> _WHAT TO PRODUCE_
Write out the data word for word, from its beginning through the line containing "The surface 5 is at (370, 345).", with both ends included. Leave the pictures out of your copy.

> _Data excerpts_
[start]

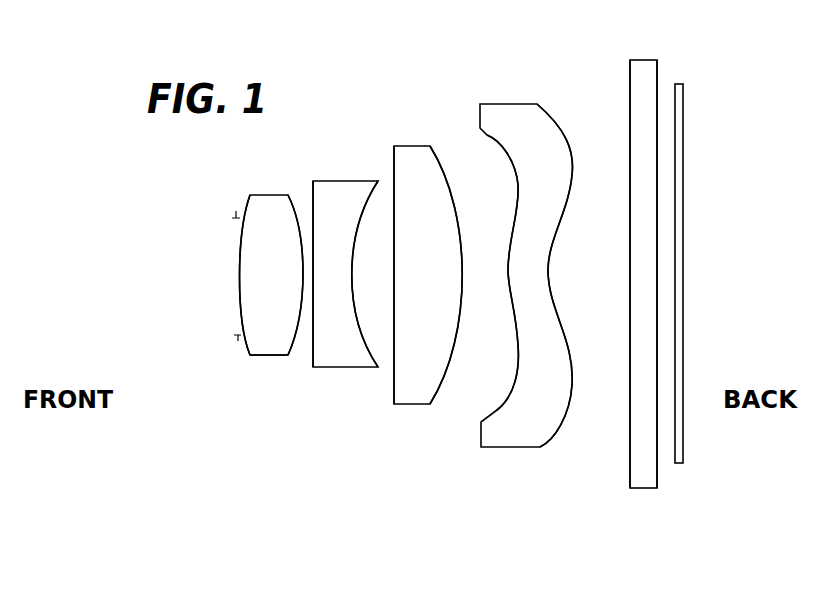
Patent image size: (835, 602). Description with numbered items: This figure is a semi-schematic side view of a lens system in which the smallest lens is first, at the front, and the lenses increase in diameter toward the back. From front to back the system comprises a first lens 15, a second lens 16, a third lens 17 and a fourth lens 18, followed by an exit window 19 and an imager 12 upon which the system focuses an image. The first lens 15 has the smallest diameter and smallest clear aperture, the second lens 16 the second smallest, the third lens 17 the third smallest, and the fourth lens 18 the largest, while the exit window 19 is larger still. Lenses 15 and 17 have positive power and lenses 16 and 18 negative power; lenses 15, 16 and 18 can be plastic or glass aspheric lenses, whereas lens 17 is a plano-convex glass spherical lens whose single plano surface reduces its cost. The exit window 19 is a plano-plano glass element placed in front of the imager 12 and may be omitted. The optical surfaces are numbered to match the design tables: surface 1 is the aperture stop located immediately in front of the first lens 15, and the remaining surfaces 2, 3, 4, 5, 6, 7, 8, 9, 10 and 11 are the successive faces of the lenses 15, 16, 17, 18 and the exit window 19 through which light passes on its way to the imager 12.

The aperture stop 1 is at (234, 338).
The surface 2 is at (256, 340).
The surface 3 is at (290, 336).
The surface 4 is at (312, 347).
The surface 5 is at (370, 345).
The surface 6 is at (395, 384).
The surface 7 is at (437, 393).
The surface 8 is at (497, 410).
The surface 9 is at (553, 430).
The surface 10 is at (633, 475).
The surface 11 is at (659, 467).
The imager 12 is at (678, 137).
The first lens 15 is at (268, 196).
The second lens 16 is at (338, 181).
The third lens 17 is at (410, 146).
The fourth lens 18 is at (510, 104).
The exit window 19 is at (643, 60).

[end]

> _SOLVED PROBLEM_
Patent image size: (835, 602). Description with numbered items: This figure is a semi-schematic side view of a lens system in which the smallest lens is first, at the front, and the lenses increase in diameter toward the back. From front to back the system comprises a first lens 15, a second lens 16, a third lens 17 and a fourth lens 18, followed by an exit window 19 and an imager 12 upon which the system focuses an image. The first lens 15 has the smallest diameter and smallest clear aperture, the second lens 16 the second smallest, the third lens 17 the third smallest, and the fourth lens 18 the largest, while the exit window 19 is larger still. Lenses 15 and 17 have positive power and lenses 16 and 18 negative power; lenses 15, 16 and 18 can be plastic or glass aspheric lenses, whereas lens 17 is a plano-convex glass spherical lens whose single plano surface reduces its cost. The exit window 19 is a plano-plano glass element placed in front of the imager 12 and may be omitted. The optical surfaces are numbered to match the design tables: surface 1 is the aperture stop located immediately in front of the first lens 15, and the remaining surfaces 2, 3, 4, 5, 6, 7, 8, 9, 10 and 11 are the successive faces of the lenses 15, 16, 17, 18 and the exit window 19 through which light passes on its way to the imager 12.

The aperture stop 1 is at (234, 338).
The surface 2 is at (256, 340).
The surface 3 is at (290, 336).
The surface 4 is at (312, 347).
The surface 5 is at (370, 345).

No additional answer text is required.